* START Input material *
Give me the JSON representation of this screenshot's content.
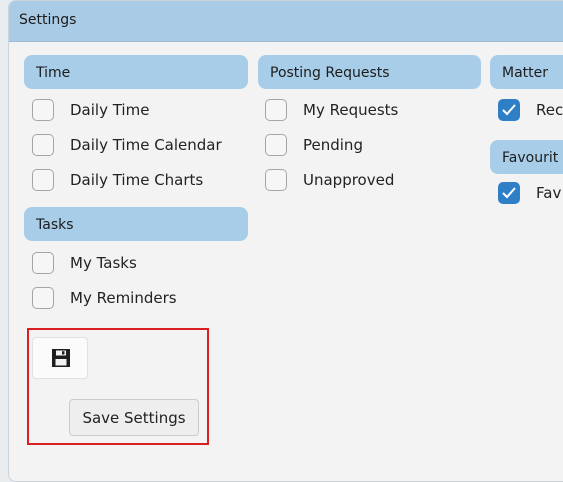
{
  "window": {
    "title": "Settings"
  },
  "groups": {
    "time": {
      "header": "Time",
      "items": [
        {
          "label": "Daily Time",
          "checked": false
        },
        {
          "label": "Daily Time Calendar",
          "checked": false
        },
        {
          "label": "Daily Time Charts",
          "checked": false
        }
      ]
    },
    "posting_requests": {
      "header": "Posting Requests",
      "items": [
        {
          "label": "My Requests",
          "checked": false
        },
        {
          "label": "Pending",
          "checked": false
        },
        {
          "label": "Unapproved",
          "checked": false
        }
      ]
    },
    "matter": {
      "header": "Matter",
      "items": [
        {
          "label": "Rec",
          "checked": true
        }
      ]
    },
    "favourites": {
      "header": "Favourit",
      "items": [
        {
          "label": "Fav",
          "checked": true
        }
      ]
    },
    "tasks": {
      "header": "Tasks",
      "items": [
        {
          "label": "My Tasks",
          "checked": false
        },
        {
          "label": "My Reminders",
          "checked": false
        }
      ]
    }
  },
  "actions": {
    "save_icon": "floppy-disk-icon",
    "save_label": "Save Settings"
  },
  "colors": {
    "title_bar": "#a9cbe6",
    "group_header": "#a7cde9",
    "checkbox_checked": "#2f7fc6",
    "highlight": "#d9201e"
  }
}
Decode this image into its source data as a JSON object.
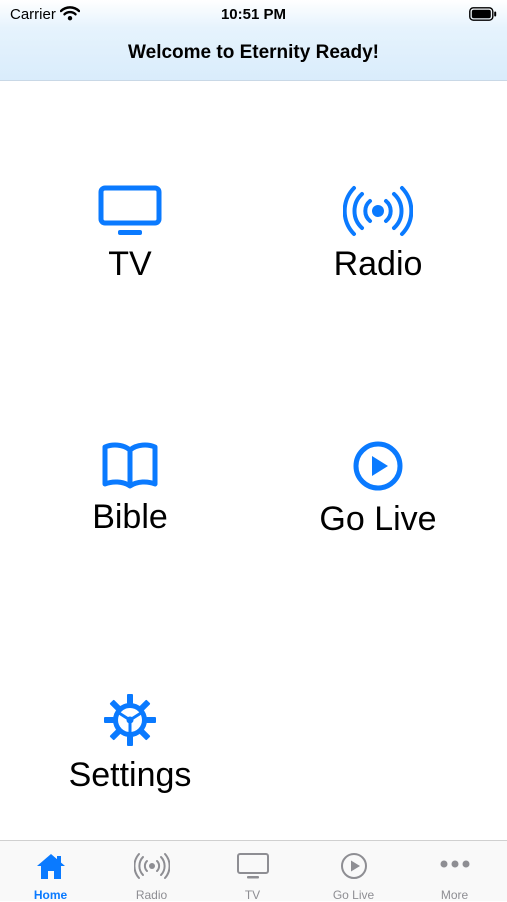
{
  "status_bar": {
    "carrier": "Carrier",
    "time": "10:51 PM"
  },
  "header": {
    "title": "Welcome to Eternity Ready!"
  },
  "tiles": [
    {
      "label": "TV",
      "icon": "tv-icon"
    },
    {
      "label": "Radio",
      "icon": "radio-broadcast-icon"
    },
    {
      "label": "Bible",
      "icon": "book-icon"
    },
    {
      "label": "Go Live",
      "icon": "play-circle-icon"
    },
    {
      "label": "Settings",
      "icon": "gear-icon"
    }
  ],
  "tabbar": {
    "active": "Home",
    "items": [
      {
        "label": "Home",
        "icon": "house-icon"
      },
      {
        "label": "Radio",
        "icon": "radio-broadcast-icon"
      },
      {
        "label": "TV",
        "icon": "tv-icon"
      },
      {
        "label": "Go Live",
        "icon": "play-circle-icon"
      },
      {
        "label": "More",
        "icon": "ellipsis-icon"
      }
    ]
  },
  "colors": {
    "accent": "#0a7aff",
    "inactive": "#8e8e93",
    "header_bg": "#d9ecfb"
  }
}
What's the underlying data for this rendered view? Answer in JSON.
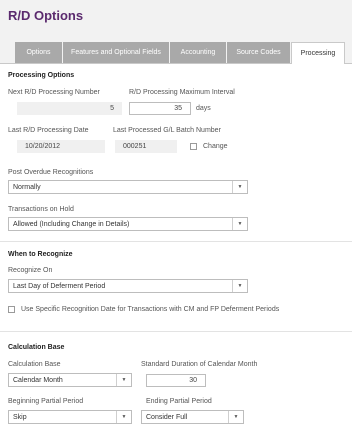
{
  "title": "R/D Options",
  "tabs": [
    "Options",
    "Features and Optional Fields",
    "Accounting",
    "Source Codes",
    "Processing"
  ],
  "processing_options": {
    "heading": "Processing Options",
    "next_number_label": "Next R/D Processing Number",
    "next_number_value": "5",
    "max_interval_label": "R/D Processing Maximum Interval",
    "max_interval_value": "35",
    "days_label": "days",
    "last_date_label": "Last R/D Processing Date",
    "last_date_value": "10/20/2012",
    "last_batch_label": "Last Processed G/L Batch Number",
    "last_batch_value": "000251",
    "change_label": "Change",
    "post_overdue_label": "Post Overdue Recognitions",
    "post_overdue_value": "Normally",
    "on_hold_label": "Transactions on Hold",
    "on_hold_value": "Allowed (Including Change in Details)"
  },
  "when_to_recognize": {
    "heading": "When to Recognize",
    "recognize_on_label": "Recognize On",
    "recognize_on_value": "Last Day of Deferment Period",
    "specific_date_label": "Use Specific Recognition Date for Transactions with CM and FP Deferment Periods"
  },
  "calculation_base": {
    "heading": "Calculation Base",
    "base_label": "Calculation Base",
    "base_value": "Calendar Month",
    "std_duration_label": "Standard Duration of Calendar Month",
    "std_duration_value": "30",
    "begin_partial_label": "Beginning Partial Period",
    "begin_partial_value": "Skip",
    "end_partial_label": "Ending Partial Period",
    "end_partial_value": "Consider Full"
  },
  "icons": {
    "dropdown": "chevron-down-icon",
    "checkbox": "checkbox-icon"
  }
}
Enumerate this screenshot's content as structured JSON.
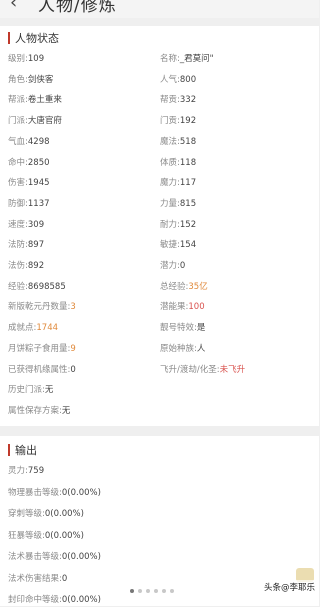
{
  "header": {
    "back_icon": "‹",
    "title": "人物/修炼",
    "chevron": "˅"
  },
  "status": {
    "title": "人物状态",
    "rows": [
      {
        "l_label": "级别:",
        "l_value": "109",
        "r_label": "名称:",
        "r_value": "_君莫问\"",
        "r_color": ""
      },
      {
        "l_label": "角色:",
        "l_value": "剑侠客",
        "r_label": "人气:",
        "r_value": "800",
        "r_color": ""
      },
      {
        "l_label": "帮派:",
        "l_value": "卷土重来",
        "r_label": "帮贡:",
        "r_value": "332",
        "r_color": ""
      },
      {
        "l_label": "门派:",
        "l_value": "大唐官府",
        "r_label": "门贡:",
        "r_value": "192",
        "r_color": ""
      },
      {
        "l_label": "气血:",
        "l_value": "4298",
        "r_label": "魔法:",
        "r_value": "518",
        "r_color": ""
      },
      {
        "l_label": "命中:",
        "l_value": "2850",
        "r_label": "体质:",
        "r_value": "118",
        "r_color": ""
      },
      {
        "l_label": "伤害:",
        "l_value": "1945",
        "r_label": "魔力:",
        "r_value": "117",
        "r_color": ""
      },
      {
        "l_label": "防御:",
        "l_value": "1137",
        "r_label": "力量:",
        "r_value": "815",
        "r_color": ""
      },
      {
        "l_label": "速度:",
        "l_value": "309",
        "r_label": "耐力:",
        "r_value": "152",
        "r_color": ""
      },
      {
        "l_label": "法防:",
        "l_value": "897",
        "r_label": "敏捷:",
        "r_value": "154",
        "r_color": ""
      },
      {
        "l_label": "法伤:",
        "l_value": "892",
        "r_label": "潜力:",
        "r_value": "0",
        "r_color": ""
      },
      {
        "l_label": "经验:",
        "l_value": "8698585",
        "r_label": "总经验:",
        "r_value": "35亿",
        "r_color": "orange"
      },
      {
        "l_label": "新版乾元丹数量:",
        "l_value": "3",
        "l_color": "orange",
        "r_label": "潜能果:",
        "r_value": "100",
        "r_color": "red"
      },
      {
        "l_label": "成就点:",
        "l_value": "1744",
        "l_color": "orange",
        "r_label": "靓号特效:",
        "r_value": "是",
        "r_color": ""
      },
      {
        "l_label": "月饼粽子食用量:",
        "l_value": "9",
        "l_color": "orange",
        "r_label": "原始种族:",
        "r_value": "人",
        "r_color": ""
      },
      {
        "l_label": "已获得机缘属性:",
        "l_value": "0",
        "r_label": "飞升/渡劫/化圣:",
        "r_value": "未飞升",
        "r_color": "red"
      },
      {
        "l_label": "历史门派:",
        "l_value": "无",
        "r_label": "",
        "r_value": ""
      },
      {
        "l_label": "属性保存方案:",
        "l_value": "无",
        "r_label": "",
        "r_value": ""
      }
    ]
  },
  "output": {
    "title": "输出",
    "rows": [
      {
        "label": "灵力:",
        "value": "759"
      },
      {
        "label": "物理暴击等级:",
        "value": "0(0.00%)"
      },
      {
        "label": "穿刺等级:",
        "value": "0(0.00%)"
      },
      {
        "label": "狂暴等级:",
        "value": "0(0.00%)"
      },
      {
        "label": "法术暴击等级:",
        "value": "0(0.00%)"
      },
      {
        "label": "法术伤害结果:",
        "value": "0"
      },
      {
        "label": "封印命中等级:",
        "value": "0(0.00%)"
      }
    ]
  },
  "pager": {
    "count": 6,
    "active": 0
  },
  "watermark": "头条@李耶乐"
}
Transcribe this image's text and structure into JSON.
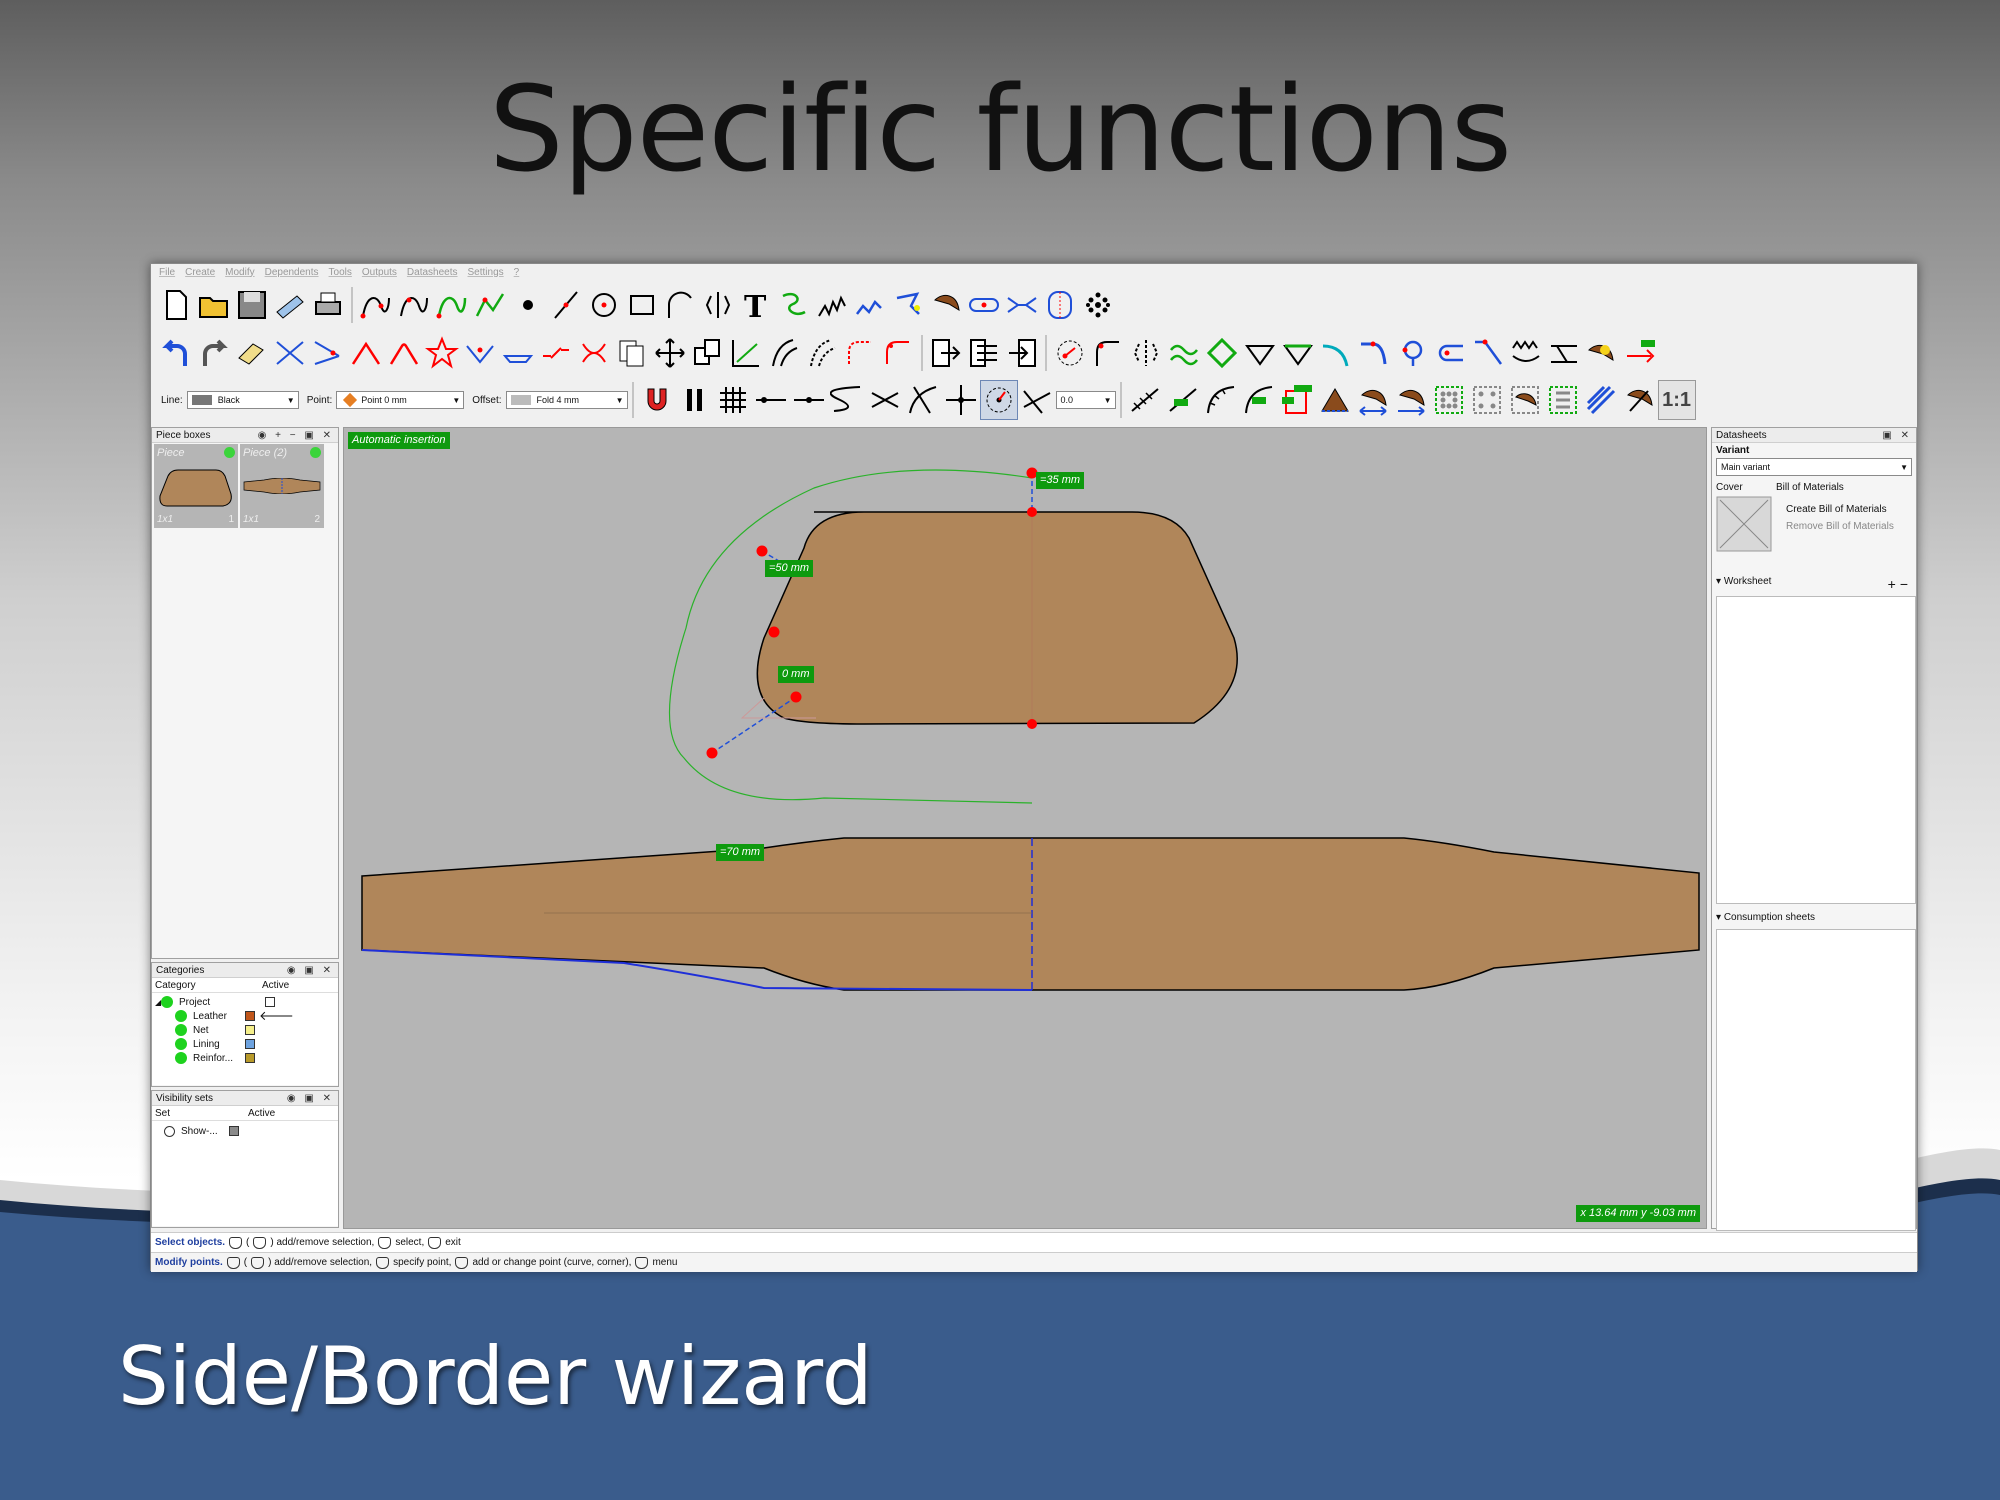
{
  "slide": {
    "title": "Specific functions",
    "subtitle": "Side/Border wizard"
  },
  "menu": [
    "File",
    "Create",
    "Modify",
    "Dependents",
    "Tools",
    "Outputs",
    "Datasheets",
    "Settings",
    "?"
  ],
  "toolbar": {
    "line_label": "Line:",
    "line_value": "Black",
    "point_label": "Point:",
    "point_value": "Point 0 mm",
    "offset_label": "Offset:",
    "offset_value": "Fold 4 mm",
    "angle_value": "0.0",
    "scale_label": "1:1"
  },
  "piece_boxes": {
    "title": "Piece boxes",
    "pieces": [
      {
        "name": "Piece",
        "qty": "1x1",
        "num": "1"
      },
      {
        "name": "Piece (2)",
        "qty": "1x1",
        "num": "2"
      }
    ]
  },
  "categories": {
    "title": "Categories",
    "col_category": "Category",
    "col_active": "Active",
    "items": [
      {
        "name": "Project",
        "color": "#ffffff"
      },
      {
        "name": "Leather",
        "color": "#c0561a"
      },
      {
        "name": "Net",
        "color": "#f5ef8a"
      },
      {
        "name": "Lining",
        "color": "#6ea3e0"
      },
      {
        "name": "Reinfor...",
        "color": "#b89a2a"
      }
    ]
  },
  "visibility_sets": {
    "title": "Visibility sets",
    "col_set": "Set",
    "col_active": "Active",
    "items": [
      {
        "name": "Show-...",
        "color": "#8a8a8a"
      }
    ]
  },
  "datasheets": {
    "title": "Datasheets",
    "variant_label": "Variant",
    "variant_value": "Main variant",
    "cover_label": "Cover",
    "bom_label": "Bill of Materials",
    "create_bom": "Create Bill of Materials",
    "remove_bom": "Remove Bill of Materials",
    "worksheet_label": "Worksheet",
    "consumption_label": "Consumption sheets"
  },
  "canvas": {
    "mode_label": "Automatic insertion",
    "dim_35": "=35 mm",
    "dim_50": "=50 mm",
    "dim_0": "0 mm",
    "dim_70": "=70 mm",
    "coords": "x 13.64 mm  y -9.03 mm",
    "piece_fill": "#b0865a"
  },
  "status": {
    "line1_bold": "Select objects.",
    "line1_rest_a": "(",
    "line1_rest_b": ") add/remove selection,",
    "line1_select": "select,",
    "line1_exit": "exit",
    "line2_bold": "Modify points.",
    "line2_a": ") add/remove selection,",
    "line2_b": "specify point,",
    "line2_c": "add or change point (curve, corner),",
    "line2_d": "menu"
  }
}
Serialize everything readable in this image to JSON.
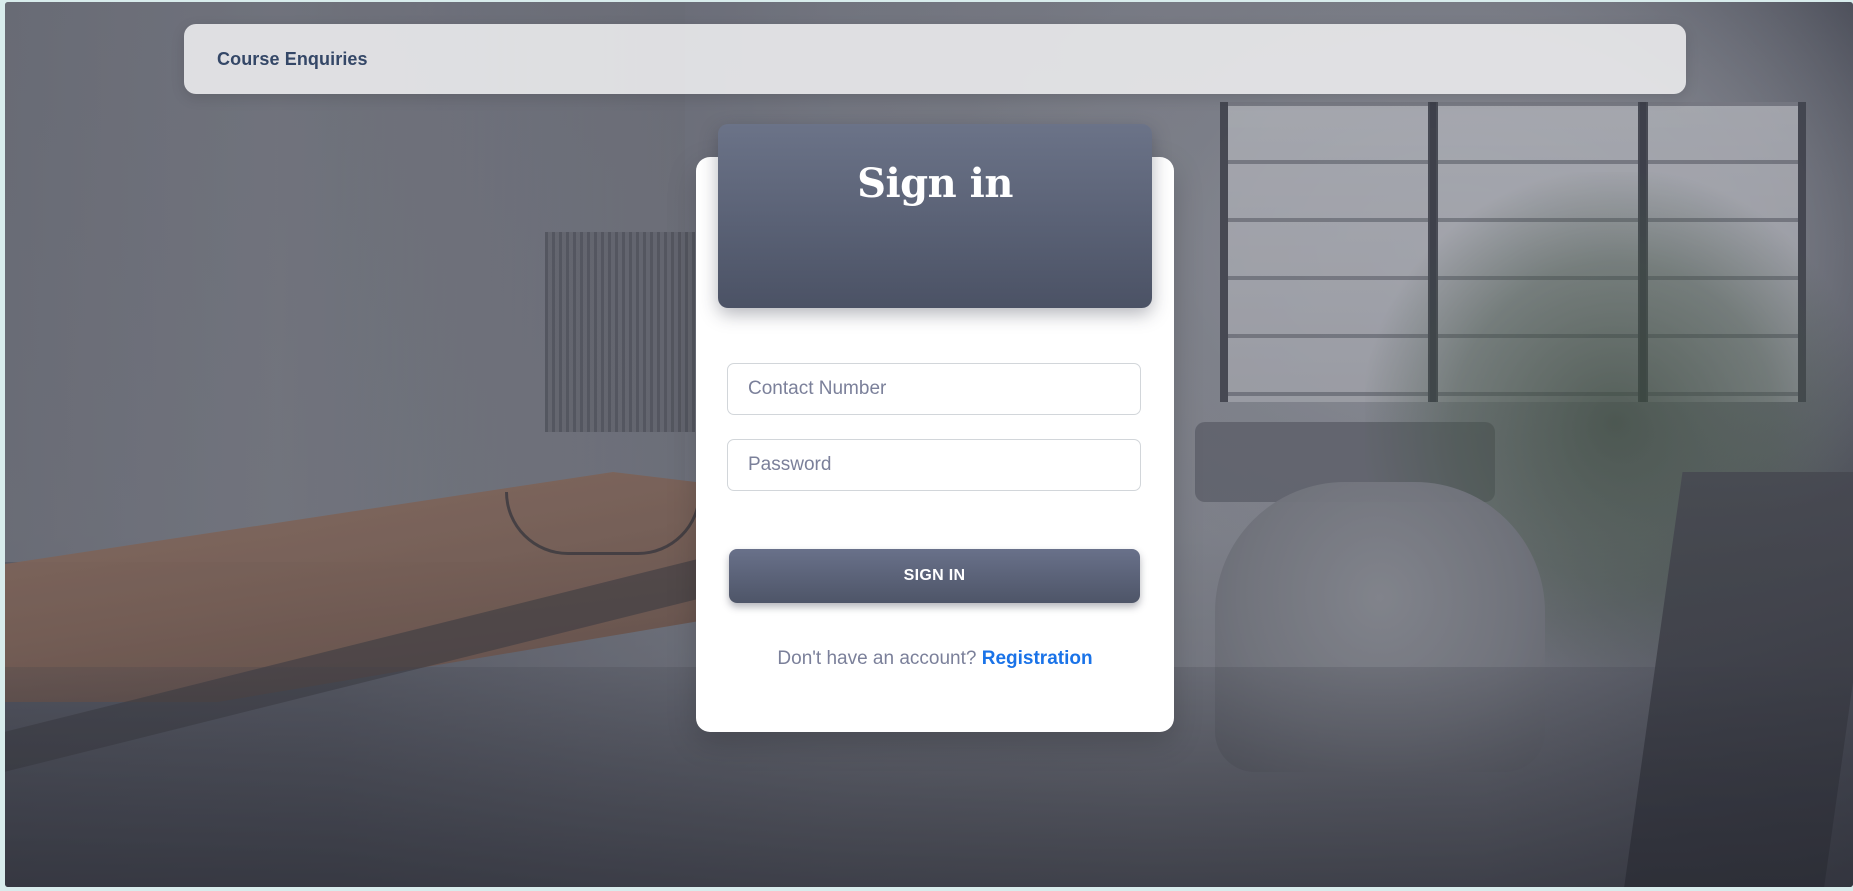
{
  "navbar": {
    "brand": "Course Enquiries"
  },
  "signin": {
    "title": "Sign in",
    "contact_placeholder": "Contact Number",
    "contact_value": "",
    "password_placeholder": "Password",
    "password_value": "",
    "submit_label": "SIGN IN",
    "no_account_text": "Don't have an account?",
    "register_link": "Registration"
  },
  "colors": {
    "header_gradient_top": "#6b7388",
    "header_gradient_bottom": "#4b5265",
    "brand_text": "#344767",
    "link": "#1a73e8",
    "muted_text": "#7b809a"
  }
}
* END Input material *
▶ _Your task_
Lines of the listing that contain the word "Bill" are to be counted; report only their number.

▶ _Result of the task_
3